* Exercise requirements *
Please find all lines in the data that hold the string "error" and copy them.

━━ Input rows

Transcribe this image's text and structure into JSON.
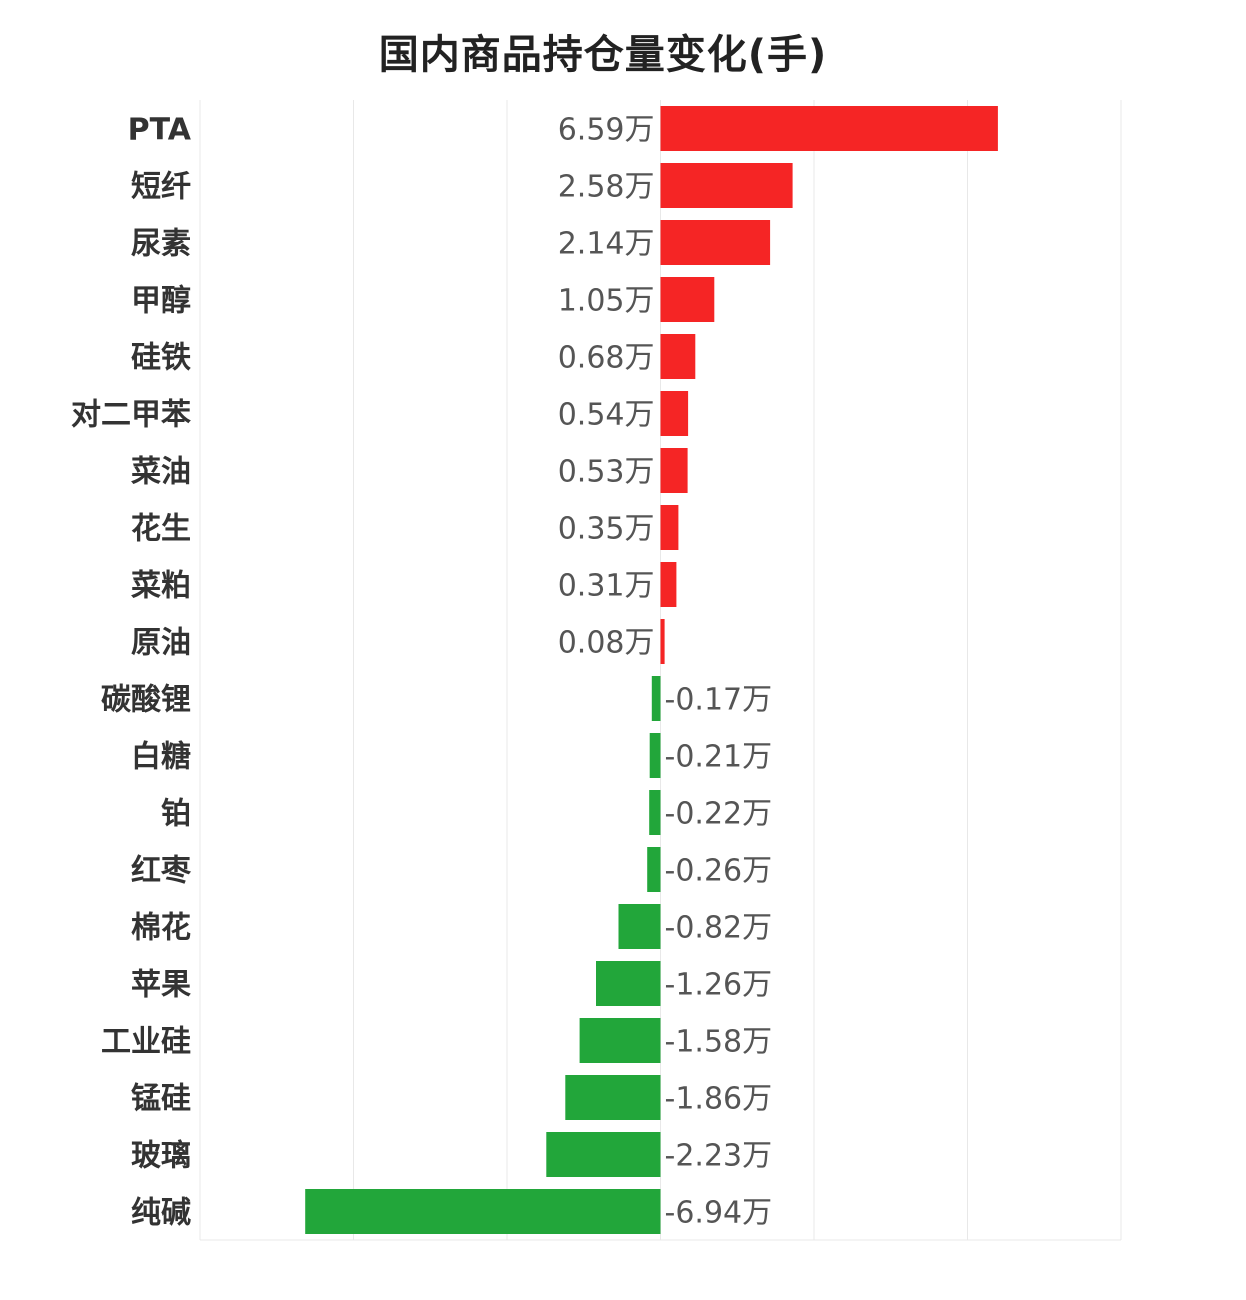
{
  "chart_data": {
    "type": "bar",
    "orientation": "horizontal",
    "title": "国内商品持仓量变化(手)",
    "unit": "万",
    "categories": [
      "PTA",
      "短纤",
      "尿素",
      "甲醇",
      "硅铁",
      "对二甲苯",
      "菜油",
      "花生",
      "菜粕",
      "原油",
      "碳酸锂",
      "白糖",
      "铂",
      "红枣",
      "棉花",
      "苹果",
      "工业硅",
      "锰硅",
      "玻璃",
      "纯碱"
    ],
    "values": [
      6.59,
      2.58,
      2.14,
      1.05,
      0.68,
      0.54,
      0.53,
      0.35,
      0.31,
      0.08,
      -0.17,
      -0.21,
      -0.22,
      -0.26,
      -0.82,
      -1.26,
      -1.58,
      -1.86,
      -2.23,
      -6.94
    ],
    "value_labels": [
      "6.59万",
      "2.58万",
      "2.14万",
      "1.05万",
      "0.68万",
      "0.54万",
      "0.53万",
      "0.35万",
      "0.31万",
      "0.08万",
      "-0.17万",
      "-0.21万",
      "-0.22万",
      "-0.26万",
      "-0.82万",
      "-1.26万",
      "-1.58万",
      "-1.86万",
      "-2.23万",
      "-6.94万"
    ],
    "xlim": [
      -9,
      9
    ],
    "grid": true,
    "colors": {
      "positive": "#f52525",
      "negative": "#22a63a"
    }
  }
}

━━━━
━━ Input rows

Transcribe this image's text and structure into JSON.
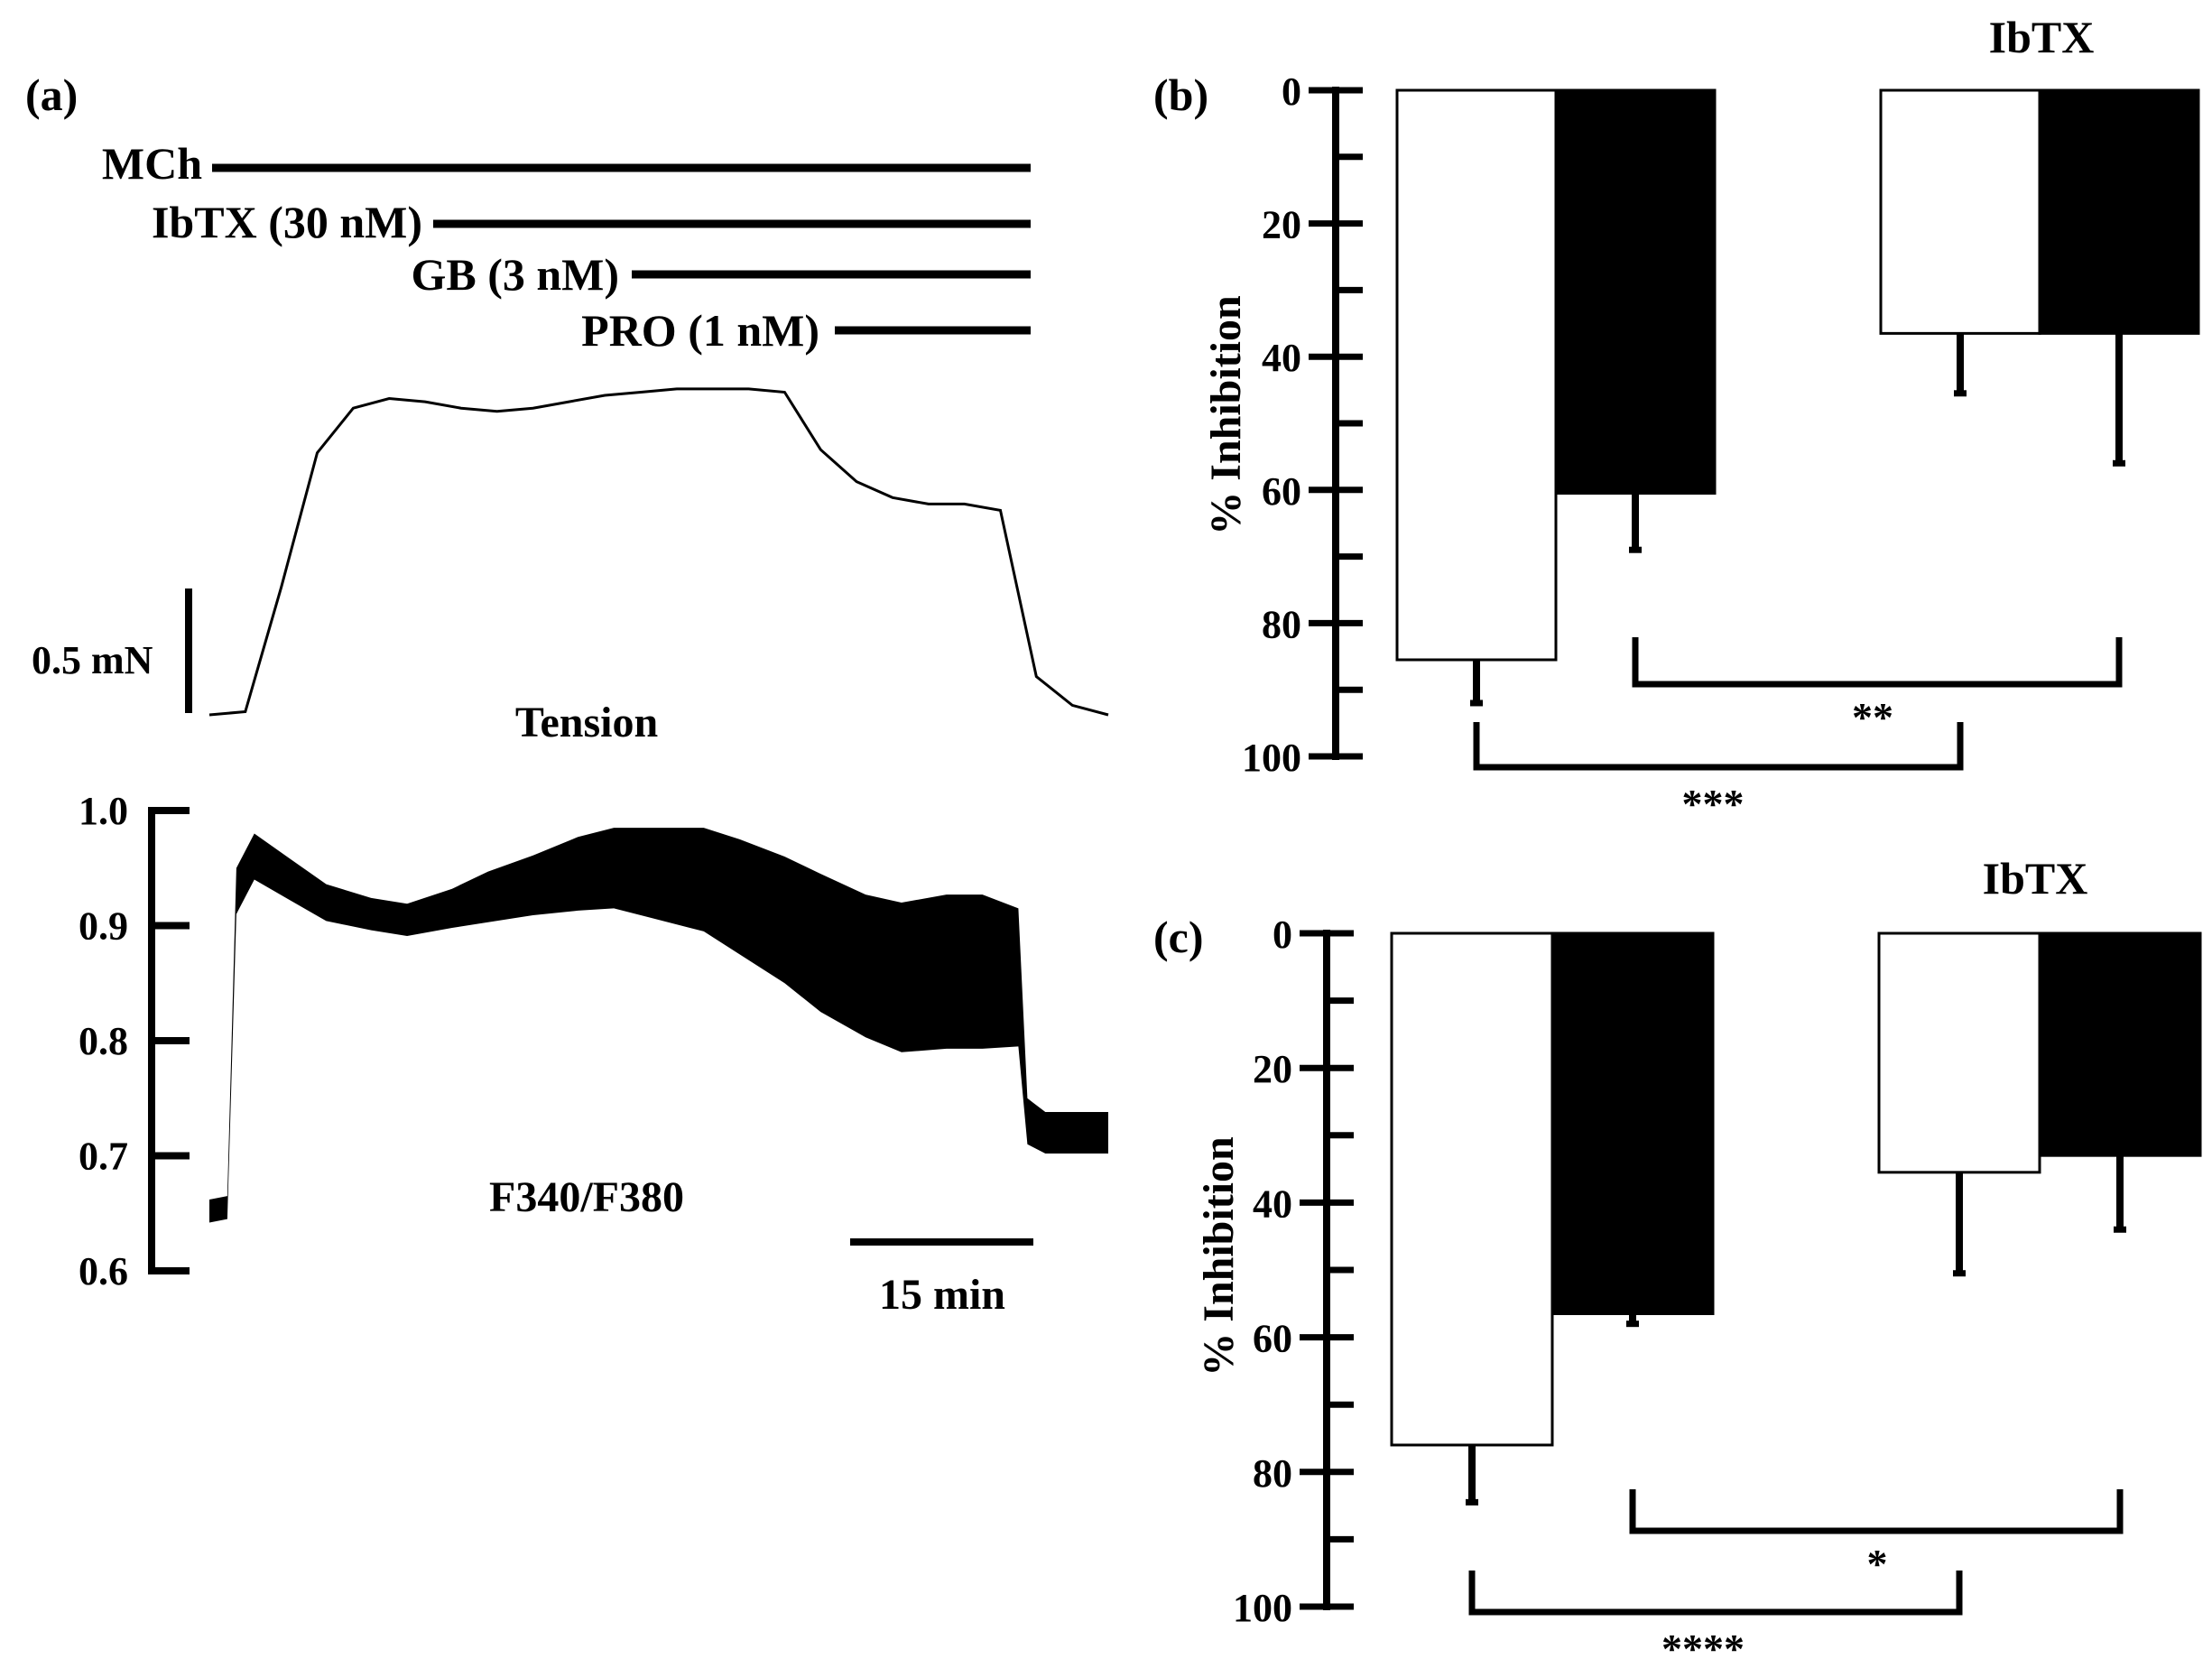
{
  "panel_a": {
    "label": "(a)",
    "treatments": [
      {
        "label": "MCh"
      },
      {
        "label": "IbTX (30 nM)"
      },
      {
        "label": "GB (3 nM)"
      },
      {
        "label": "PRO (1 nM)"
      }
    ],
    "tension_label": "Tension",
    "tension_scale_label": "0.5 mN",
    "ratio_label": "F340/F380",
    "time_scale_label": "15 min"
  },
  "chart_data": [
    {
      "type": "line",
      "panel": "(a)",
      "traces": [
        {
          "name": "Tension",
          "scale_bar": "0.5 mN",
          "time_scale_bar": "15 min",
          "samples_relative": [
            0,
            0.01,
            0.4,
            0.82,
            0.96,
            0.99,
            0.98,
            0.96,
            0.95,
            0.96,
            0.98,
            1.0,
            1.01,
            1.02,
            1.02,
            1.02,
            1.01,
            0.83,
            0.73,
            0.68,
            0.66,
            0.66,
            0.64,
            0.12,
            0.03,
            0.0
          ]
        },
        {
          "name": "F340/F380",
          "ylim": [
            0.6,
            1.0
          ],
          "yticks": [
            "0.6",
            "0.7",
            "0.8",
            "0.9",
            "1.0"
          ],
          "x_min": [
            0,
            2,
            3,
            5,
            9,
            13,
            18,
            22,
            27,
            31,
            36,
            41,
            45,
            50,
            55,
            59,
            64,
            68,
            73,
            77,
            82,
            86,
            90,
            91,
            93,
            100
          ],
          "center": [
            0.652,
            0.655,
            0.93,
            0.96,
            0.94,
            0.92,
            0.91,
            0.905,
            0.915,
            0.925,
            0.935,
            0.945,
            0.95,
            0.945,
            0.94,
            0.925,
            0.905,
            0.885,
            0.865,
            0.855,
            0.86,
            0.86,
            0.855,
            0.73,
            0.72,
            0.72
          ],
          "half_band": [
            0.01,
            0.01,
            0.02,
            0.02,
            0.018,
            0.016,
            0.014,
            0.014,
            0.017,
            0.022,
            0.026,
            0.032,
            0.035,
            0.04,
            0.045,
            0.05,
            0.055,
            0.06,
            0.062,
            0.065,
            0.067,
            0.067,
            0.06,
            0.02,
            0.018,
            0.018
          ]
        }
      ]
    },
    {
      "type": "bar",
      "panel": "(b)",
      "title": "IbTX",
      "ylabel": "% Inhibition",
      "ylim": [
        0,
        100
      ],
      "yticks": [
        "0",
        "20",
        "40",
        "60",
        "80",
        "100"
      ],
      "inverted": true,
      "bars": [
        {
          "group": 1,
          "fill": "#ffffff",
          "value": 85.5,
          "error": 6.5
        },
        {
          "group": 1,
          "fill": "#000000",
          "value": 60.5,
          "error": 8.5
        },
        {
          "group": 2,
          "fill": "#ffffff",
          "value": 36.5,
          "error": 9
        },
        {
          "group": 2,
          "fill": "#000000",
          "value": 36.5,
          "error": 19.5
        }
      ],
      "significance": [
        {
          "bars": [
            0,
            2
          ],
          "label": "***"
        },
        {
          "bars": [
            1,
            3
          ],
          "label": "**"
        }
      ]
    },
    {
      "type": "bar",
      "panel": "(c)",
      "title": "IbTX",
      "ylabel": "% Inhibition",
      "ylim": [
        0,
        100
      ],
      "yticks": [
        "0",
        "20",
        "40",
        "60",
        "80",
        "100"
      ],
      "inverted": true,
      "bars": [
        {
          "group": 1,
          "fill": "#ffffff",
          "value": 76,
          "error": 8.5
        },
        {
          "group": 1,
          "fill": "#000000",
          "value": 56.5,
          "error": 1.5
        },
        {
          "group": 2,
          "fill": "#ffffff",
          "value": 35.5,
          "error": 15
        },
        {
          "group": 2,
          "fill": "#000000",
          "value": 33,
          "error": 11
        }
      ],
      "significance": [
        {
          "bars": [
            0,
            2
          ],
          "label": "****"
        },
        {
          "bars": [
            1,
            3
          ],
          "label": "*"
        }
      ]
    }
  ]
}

━━━━
━━ Input rows

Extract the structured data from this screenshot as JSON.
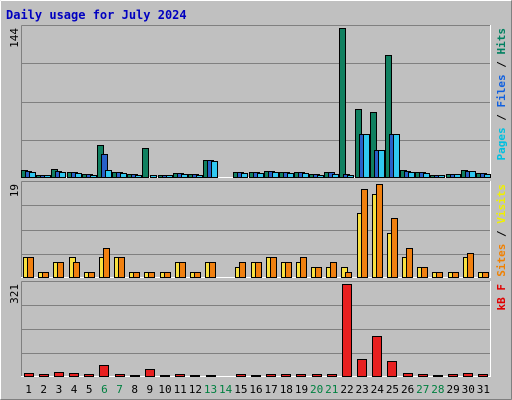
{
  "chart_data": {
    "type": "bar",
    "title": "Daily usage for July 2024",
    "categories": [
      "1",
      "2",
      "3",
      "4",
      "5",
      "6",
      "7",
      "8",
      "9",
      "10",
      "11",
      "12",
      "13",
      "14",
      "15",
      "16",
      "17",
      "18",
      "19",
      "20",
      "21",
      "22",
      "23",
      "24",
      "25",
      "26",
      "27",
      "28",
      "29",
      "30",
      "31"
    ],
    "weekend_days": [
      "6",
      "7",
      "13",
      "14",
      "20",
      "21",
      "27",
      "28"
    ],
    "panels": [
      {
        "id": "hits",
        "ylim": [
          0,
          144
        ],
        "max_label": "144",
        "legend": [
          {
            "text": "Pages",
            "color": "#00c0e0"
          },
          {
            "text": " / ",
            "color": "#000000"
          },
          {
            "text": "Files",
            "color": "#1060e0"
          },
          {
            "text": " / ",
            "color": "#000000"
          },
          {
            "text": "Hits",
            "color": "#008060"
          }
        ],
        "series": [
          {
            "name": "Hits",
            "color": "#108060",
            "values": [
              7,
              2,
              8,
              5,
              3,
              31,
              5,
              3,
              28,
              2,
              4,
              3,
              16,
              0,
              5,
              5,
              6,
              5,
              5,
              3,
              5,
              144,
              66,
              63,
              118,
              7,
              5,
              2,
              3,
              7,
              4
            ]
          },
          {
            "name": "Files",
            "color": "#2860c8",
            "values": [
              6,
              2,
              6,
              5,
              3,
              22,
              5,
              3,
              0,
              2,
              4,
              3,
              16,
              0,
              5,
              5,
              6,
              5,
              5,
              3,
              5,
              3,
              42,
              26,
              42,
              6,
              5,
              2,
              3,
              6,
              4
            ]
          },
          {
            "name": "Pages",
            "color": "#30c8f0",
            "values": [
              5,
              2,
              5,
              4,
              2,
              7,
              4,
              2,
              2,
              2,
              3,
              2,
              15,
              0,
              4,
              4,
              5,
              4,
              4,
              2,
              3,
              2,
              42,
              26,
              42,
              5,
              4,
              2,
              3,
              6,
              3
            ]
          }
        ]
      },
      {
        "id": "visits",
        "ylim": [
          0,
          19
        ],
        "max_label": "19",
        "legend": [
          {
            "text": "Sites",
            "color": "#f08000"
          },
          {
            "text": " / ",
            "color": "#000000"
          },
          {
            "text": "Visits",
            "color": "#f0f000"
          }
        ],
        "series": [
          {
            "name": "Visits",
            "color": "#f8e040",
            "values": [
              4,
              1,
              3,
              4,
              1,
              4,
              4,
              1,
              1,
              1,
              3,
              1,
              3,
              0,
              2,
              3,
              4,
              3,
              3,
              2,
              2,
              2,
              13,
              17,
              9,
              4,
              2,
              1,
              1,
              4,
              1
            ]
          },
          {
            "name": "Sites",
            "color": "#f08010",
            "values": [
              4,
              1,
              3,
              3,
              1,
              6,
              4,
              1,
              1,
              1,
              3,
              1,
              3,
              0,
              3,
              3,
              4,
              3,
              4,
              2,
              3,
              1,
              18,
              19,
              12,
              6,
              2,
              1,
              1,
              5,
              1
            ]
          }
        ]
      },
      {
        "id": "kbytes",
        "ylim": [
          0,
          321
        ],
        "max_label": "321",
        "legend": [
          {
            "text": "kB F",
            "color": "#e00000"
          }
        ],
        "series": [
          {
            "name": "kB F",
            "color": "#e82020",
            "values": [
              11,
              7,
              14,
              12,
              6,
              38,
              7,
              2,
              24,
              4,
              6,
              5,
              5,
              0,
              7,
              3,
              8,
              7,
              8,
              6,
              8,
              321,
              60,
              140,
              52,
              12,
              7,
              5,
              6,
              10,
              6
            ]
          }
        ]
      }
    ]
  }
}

━━━━

* Solved problem *
          "error": 6.5
          "error": 8.5
          "error": 9
          "error": 19.5
          "error": 8.5
          "error": 1.5
          "error": 15
          "error": 11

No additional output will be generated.